(EXERCISE OBJECTIVE)
Below are some records; give them all again exactly, but not the pictures.

(WORKING DATA)

= = = = = = =

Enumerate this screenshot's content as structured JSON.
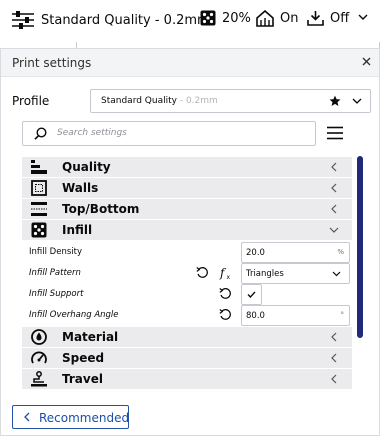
{
  "topbar": {
    "profile_summary": "Standard Quality - 0.2mm",
    "infill_value": "20%",
    "support_value": "On",
    "adhesion_value": "Off",
    "icons": [
      "settings-sliders-icon",
      "infill-icon",
      "support-icon",
      "adhesion-icon",
      "chevron-down-icon"
    ]
  },
  "panel": {
    "title": "Print settings",
    "profile_label": "Profile",
    "profile_name": "Standard Quality",
    "profile_sub": " - 0.2mm",
    "search_placeholder": "Search settings",
    "recommended_label": "Recommended"
  },
  "categories": {
    "quality": "Quality",
    "walls": "Walls",
    "top_bottom": "Top/Bottom",
    "infill": "Infill",
    "material": "Material",
    "speed": "Speed",
    "travel": "Travel"
  },
  "settings": {
    "infill_density": {
      "label": "Infill Density",
      "value": "20.0",
      "unit": "%"
    },
    "infill_pattern": {
      "label": "Infill Pattern",
      "value": "Triangles"
    },
    "infill_support": {
      "label": "Infill Support",
      "checked": true
    },
    "infill_overhang": {
      "label": "Infill Overhang Angle",
      "value": "80.0",
      "unit": "°"
    }
  },
  "colors": {
    "accent": "#1d4fa6",
    "scrollbar": "#1f2a7d",
    "category_bg": "#ebebee",
    "header_bg": "#f3f4f6"
  }
}
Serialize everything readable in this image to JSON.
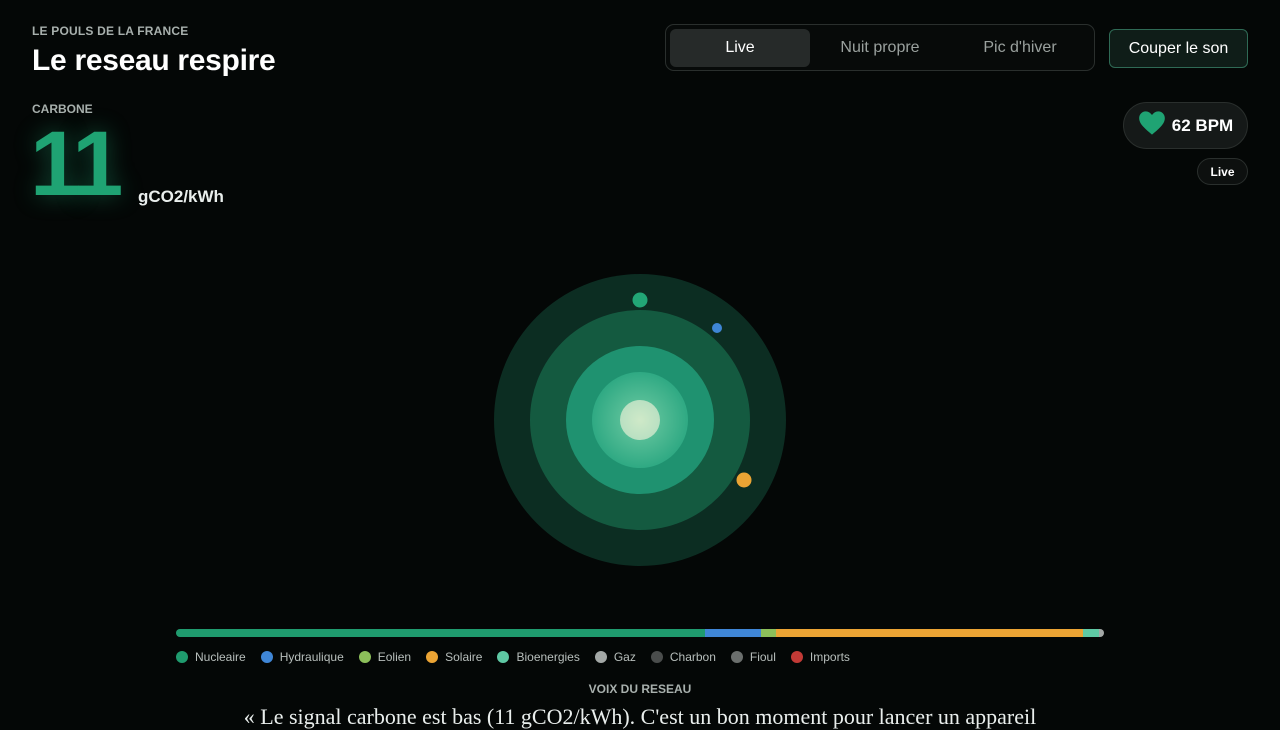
{
  "header": {
    "eyebrow": "LE POULS DE LA FRANCE",
    "title": "Le reseau respire"
  },
  "carbon": {
    "label": "CARBONE",
    "value": "11",
    "unit": "gCO2/kWh"
  },
  "modes": {
    "items": [
      {
        "label": "Live",
        "active": true
      },
      {
        "label": "Nuit propre",
        "active": false
      },
      {
        "label": "Pic d'hiver",
        "active": false
      }
    ]
  },
  "mute_button": {
    "label": "Couper le son"
  },
  "heart": {
    "bpm_text": "62 BPM",
    "icon": "heart-icon",
    "color": "#1fa373"
  },
  "live_badge": {
    "label": "Live"
  },
  "mix": {
    "note": "energy mix shares (fraction of total) as shown by the stacked bar",
    "segments": [
      {
        "source": "Nucleaire",
        "share": 0.57,
        "color": "#1f9b6e"
      },
      {
        "source": "Hydraulique",
        "share": 0.06,
        "color": "#3f86d6"
      },
      {
        "source": "Eolien",
        "share": 0.017,
        "color": "#8cbf5a"
      },
      {
        "source": "Solaire",
        "share": 0.33,
        "color": "#eba434"
      },
      {
        "source": "Bioenergies",
        "share": 0.018,
        "color": "#5fc9a4"
      },
      {
        "source": "Gaz",
        "share": 0.005,
        "color": "#a3a8a6"
      }
    ]
  },
  "legend": {
    "items": [
      {
        "label": "Nucleaire",
        "color": "#1f9b6e"
      },
      {
        "label": "Hydraulique",
        "color": "#3f86d6"
      },
      {
        "label": "Eolien",
        "color": "#8cbf5a"
      },
      {
        "label": "Solaire",
        "color": "#eba434"
      },
      {
        "label": "Bioenergies",
        "color": "#5fc9a4"
      },
      {
        "label": "Gaz",
        "color": "#a3a8a6"
      },
      {
        "label": "Charbon",
        "color": "#4a4d4c"
      },
      {
        "label": "Fioul",
        "color": "#6b6f6d"
      },
      {
        "label": "Imports",
        "color": "#c23a36"
      }
    ]
  },
  "voice": {
    "label": "VOIX DU RESEAU",
    "text": "« Le signal carbone est bas (11 gCO2/kWh). C'est un bon moment pour lancer un appareil"
  },
  "colors": {
    "accent": "#1fa373",
    "background": "#040706"
  }
}
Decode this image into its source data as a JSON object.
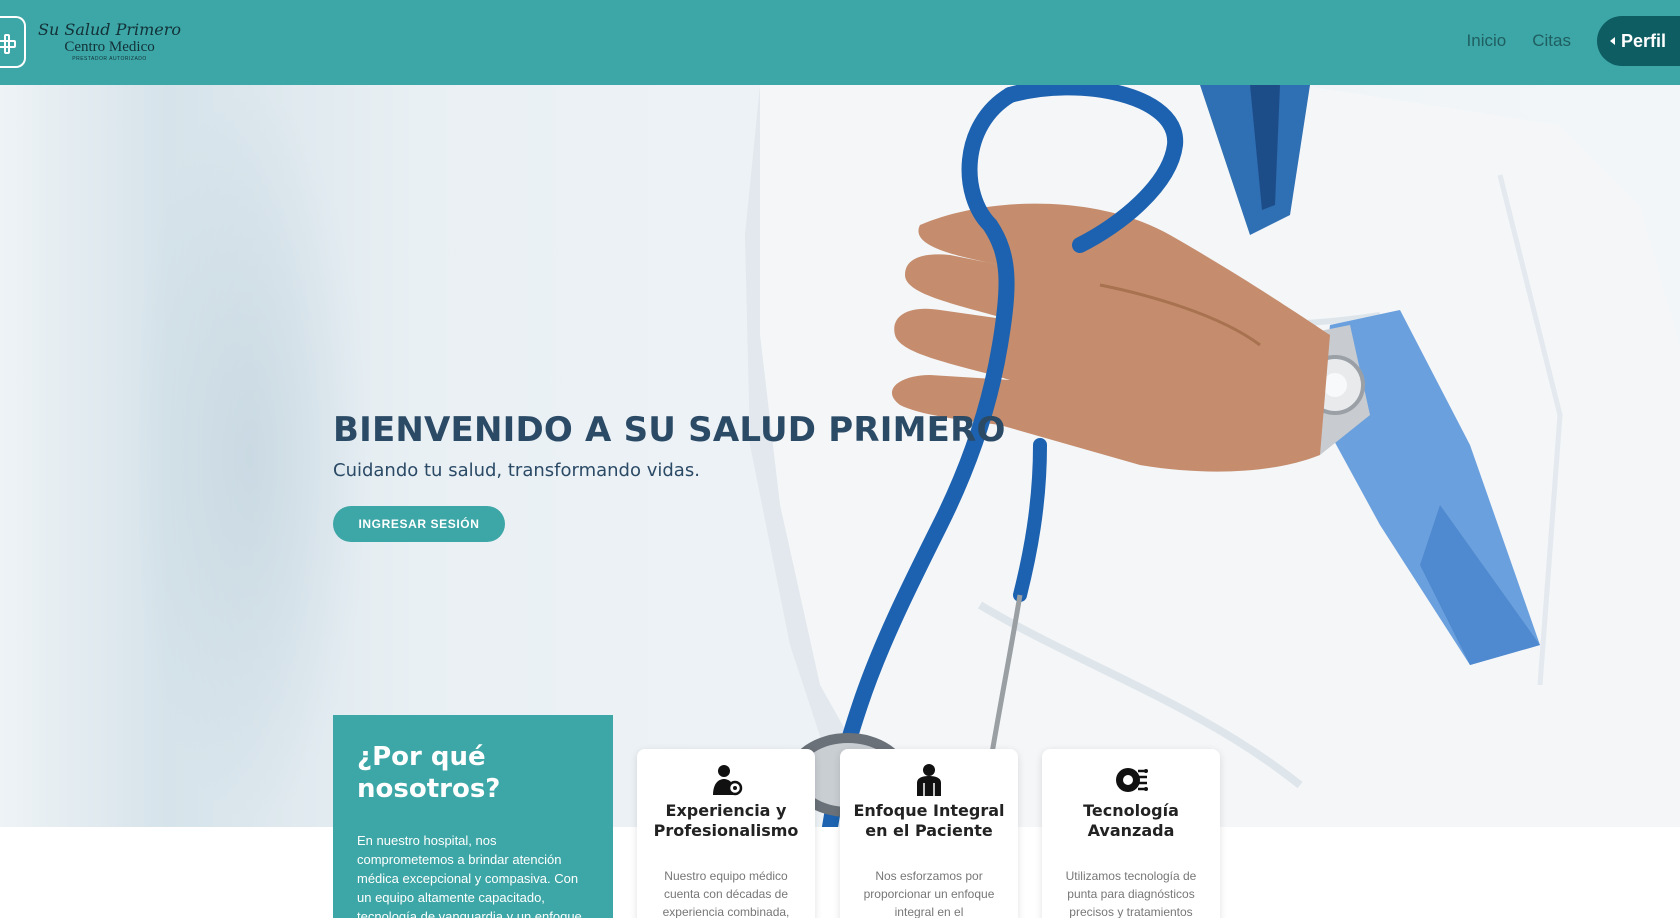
{
  "nav": {
    "logo": {
      "script_line": "Su Salud Primero",
      "main_line": "Centro Medico",
      "small_line": "PRESTADOR AUTORIZADO"
    },
    "links": [
      "Inicio",
      "Citas"
    ],
    "profile_label": "Perfil"
  },
  "hero": {
    "title": "BIENVENIDO A SU SALUD PRIMERO",
    "subtitle": "Cuidando tu salud, transformando vidas.",
    "button": "INGRESAR SESIÓN"
  },
  "why": {
    "title": "¿Por qué nosotros?",
    "text": "En nuestro hospital, nos comprometemos a brindar atención médica excepcional y compasiva. Con un equipo altamente capacitado, tecnología de vanguardia y un enfoque centrado en"
  },
  "cards": [
    {
      "icon": "doctor-gear-icon",
      "title": "Experiencia y Profesionalismo",
      "text": "Nuestro equipo médico cuenta con décadas de experiencia combinada,"
    },
    {
      "icon": "patient-icon",
      "title": "Enfoque Integral en el Paciente",
      "text": "Nos esforzamos por proporcionar un enfoque integral en el"
    },
    {
      "icon": "technology-icon",
      "title": "Tecnología Avanzada",
      "text": "Utilizamos tecnología de punta para diagnósticos precisos y tratamientos"
    }
  ],
  "colors": {
    "primary": "#3da6a6",
    "dark_teal": "#0e5d63",
    "hero_text": "#2b4a66"
  }
}
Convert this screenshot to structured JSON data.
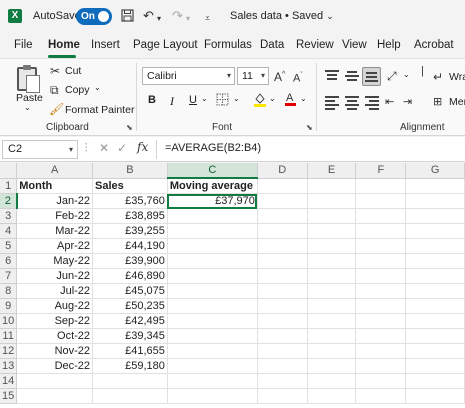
{
  "titlebar": {
    "logo": "X",
    "autosave_label": "AutoSave",
    "autosave_state": "On",
    "doc_title": "Sales data • Saved",
    "icons": [
      "save-icon",
      "undo-icon",
      "redo-icon",
      "customize-icon",
      "chevron-down-icon"
    ]
  },
  "tabs": [
    "File",
    "Home",
    "Insert",
    "Page Layout",
    "Formulas",
    "Data",
    "Review",
    "View",
    "Help",
    "Acrobat"
  ],
  "active_tab": "Home",
  "ribbon": {
    "clipboard": {
      "paste": "Paste",
      "cut": "Cut",
      "copy": "Copy",
      "format_painter": "Format Painter",
      "label": "Clipboard"
    },
    "font": {
      "font_name": "Calibri",
      "font_size": "11",
      "bold": "B",
      "italic": "I",
      "underline": "U",
      "label": "Font"
    },
    "alignment": {
      "wrap": "Wra",
      "merge": "Mer",
      "label": "Alignment"
    },
    "accent": "#107c41"
  },
  "formula_bar": {
    "cell_ref": "C2",
    "fx": "fx",
    "formula": "=AVERAGE(B2:B4)"
  },
  "sheet": {
    "columns": [
      "A",
      "B",
      "C",
      "D",
      "E",
      "F",
      "G"
    ],
    "rows": [
      [
        "Month",
        "Sales",
        "Moving average",
        "",
        "",
        "",
        ""
      ],
      [
        "Jan-22",
        "£35,760",
        "£37,970",
        "",
        "",
        "",
        ""
      ],
      [
        "Feb-22",
        "£38,895",
        "",
        "",
        "",
        "",
        ""
      ],
      [
        "Mar-22",
        "£39,255",
        "",
        "",
        "",
        "",
        ""
      ],
      [
        "Apr-22",
        "£44,190",
        "",
        "",
        "",
        "",
        ""
      ],
      [
        "May-22",
        "£39,900",
        "",
        "",
        "",
        "",
        ""
      ],
      [
        "Jun-22",
        "£46,890",
        "",
        "",
        "",
        "",
        ""
      ],
      [
        "Jul-22",
        "£45,075",
        "",
        "",
        "",
        "",
        ""
      ],
      [
        "Aug-22",
        "£50,235",
        "",
        "",
        "",
        "",
        ""
      ],
      [
        "Sep-22",
        "£42,495",
        "",
        "",
        "",
        "",
        ""
      ],
      [
        "Oct-22",
        "£39,345",
        "",
        "",
        "",
        "",
        ""
      ],
      [
        "Nov-22",
        "£41,655",
        "",
        "",
        "",
        "",
        ""
      ],
      [
        "Dec-22",
        "£59,180",
        "",
        "",
        "",
        "",
        ""
      ],
      [
        "",
        "",
        "",
        "",
        "",
        "",
        ""
      ],
      [
        "",
        "",
        "",
        "",
        "",
        "",
        ""
      ]
    ],
    "active_cell": "C2"
  }
}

= = = = = = =

(EXERCISE ANSWER)
Enumerate this screenshot's content as structured JSON.
{
  "topbar": {
    "profile_summary": "Standard Quality - 0.2mm",
    "infill_value": "20%",
    "support_value": "On",
    "adhesion_value": "Off",
    "icons": [
      "settings-sliders-icon",
      "infill-icon",
      "support-icon",
      "adhesion-icon",
      "chevron-down-icon"
    ]
  },
  "panel": {
    "title": "Print settings",
    "profile_label": "Profile",
    "profile_name": "Standard Quality",
    "profile_sub": " - 0.2mm",
    "search_placeholder": "Search settings",
    "recommended_label": "Recommended"
  },
  "categories": {
    "quality": "Quality",
    "walls": "Walls",
    "top_bottom": "Top/Bottom",
    "infill": "Infill",
    "material": "Material",
    "speed": "Speed",
    "travel": "Travel"
  },
  "settings": {
    "infill_density": {
      "label": "Infill Density",
      "value": "20.0",
      "unit": "%"
    },
    "infill_pattern": {
      "label": "Infill Pattern",
      "value": "Triangles"
    },
    "infill_support": {
      "label": "Infill Support",
      "checked": true
    },
    "infill_overhang": {
      "label": "Infill Overhang Angle",
      "value": "80.0",
      "unit": "°"
    }
  },
  "colors": {
    "accent": "#1d4fa6",
    "scrollbar": "#1f2a7d",
    "category_bg": "#ebebee",
    "header_bg": "#f3f4f6"
  }
}
Serialize everything readable in this image to JSON.
{
  "header": {
    "eyebrow": "LE POULS DE LA FRANCE",
    "title": "Le reseau respire"
  },
  "carbon": {
    "label": "CARBONE",
    "value": "11",
    "unit": "gCO2/kWh"
  },
  "modes": {
    "items": [
      {
        "label": "Live",
        "active": true
      },
      {
        "label": "Nuit propre",
        "active": false
      },
      {
        "label": "Pic d'hiver",
        "active": false
      }
    ]
  },
  "mute_button": {
    "label": "Couper le son"
  },
  "heart": {
    "bpm_text": "62 BPM",
    "icon": "heart-icon",
    "color": "#1fa373"
  },
  "live_badge": {
    "label": "Live"
  },
  "mix": {
    "note": "energy mix shares (fraction of total) as shown by the stacked bar",
    "segments": [
      {
        "source": "Nucleaire",
        "share": 0.57,
        "color": "#1f9b6e"
      },
      {
        "source": "Hydraulique",
        "share": 0.06,
        "color": "#3f86d6"
      },
      {
        "source": "Eolien",
        "share": 0.017,
        "color": "#8cbf5a"
      },
      {
        "source": "Solaire",
        "share": 0.33,
        "color": "#eba434"
      },
      {
        "source": "Bioenergies",
        "share": 0.018,
        "color": "#5fc9a4"
      },
      {
        "source": "Gaz",
        "share": 0.005,
        "color": "#a3a8a6"
      }
    ]
  },
  "legend": {
    "items": [
      {
        "label": "Nucleaire",
        "color": "#1f9b6e"
      },
      {
        "label": "Hydraulique",
        "color": "#3f86d6"
      },
      {
        "label": "Eolien",
        "color": "#8cbf5a"
      },
      {
        "label": "Solaire",
        "color": "#eba434"
      },
      {
        "label": "Bioenergies",
        "color": "#5fc9a4"
      },
      {
        "label": "Gaz",
        "color": "#a3a8a6"
      },
      {
        "label": "Charbon",
        "color": "#4a4d4c"
      },
      {
        "label": "Fioul",
        "color": "#6b6f6d"
      },
      {
        "label": "Imports",
        "color": "#c23a36"
      }
    ]
  },
  "voice": {
    "label": "VOIX DU RESEAU",
    "text": "« Le signal carbone est bas (11 gCO2/kWh). C'est un bon moment pour lancer un appareil"
  },
  "colors": {
    "accent": "#1fa373",
    "background": "#040706"
  }
}
Decode this image into its source data as a JSON object.
{
  "nav": {
    "logo": {
      "script_line": "Su Salud Primero",
      "main_line": "Centro Medico",
      "small_line": "PRESTADOR AUTORIZADO"
    },
    "links": [
      "Inicio",
      "Citas"
    ],
    "profile_label": "Perfil"
  },
  "hero": {
    "title": "BIENVENIDO A SU SALUD PRIMERO",
    "subtitle": "Cuidando tu salud, transformando vidas.",
    "button": "INGRESAR SESIÓN"
  },
  "why": {
    "title": "¿Por qué nosotros?",
    "text": "En nuestro hospital, nos comprometemos a brindar atención médica excepcional y compasiva. Con un equipo altamente capacitado, tecnología de vanguardia y un enfoque centrado en"
  },
  "cards": [
    {
      "icon": "doctor-gear-icon",
      "title": "Experiencia y Profesionalismo",
      "text": "Nuestro equipo médico cuenta con décadas de experiencia combinada,"
    },
    {
      "icon": "patient-icon",
      "title": "Enfoque Integral en el Paciente",
      "text": "Nos esforzamos por proporcionar un enfoque integral en el"
    },
    {
      "icon": "technology-icon",
      "title": "Tecnología Avanzada",
      "text": "Utilizamos tecnología de punta para diagnósticos precisos y tratamientos"
    }
  ],
  "colors": {
    "primary": "#3da6a6",
    "dark_teal": "#0e5d63",
    "hero_text": "#2b4a66"
  }
}
Convert this screenshot to structured JSON data.
{
  "titlebar": {
    "logo": "X",
    "autosave_label": "AutoSave",
    "autosave_state": "On",
    "doc_title": "Sales data • Saved",
    "icons": [
      "save-icon",
      "undo-icon",
      "redo-icon",
      "customize-icon",
      "chevron-down-icon"
    ]
  },
  "tabs": [
    "File",
    "Home",
    "Insert",
    "Page Layout",
    "Formulas",
    "Data",
    "Review",
    "View",
    "Help",
    "Acrobat"
  ],
  "active_tab": "Home",
  "ribbon": {
    "clipboard": {
      "paste": "Paste",
      "cut": "Cut",
      "copy": "Copy",
      "format_painter": "Format Painter",
      "label": "Clipboard"
    },
    "font": {
      "font_name": "Calibri",
      "font_size": "11",
      "bold": "B",
      "italic": "I",
      "underline": "U",
      "label": "Font"
    },
    "alignment": {
      "wrap": "Wra",
      "merge": "Mer",
      "label": "Alignment"
    },
    "accent": "#107c41"
  },
  "formula_bar": {
    "cell_ref": "C2",
    "fx": "fx",
    "formula": "=AVERAGE(B2:B4)"
  },
  "sheet": {
    "columns": [
      "A",
      "B",
      "C",
      "D",
      "E",
      "F",
      "G"
    ],
    "rows": [
      [
        "Month",
        "Sales",
        "Moving average",
        "",
        "",
        "",
        ""
      ],
      [
        "Jan-22",
        "£35,760",
        "£37,970",
        "",
        "",
        "",
        ""
      ],
      [
        "Feb-22",
        "£38,895",
        "",
        "",
        "",
        "",
        ""
      ],
      [
        "Mar-22",
        "£39,255",
        "",
        "",
        "",
        "",
        ""
      ],
      [
        "Apr-22",
        "£44,190",
        "",
        "",
        "",
        "",
        ""
      ],
      [
        "May-22",
        "£39,900",
        "",
        "",
        "",
        "",
        ""
      ],
      [
        "Jun-22",
        "£46,890",
        "",
        "",
        "",
        "",
        ""
      ],
      [
        "Jul-22",
        "£45,075",
        "",
        "",
        "",
        "",
        ""
      ],
      [
        "Aug-22",
        "£50,235",
        "",
        "",
        "",
        "",
        ""
      ],
      [
        "Sep-22",
        "£42,495",
        "",
        "",
        "",
        "",
        ""
      ],
      [
        "Oct-22",
        "£39,345",
        "",
        "",
        "",
        "",
        ""
      ],
      [
        "Nov-22",
        "£41,655",
        "",
        "",
        "",
        "",
        ""
      ],
      [
        "Dec-22",
        "£59,180",
        "",
        "",
        "",
        "",
        ""
      ],
      [
        "",
        "",
        "",
        "",
        "",
        "",
        ""
      ],
      [
        "",
        "",
        "",
        "",
        "",
        "",
        ""
      ]
    ],
    "active_cell": "C2"
  }
}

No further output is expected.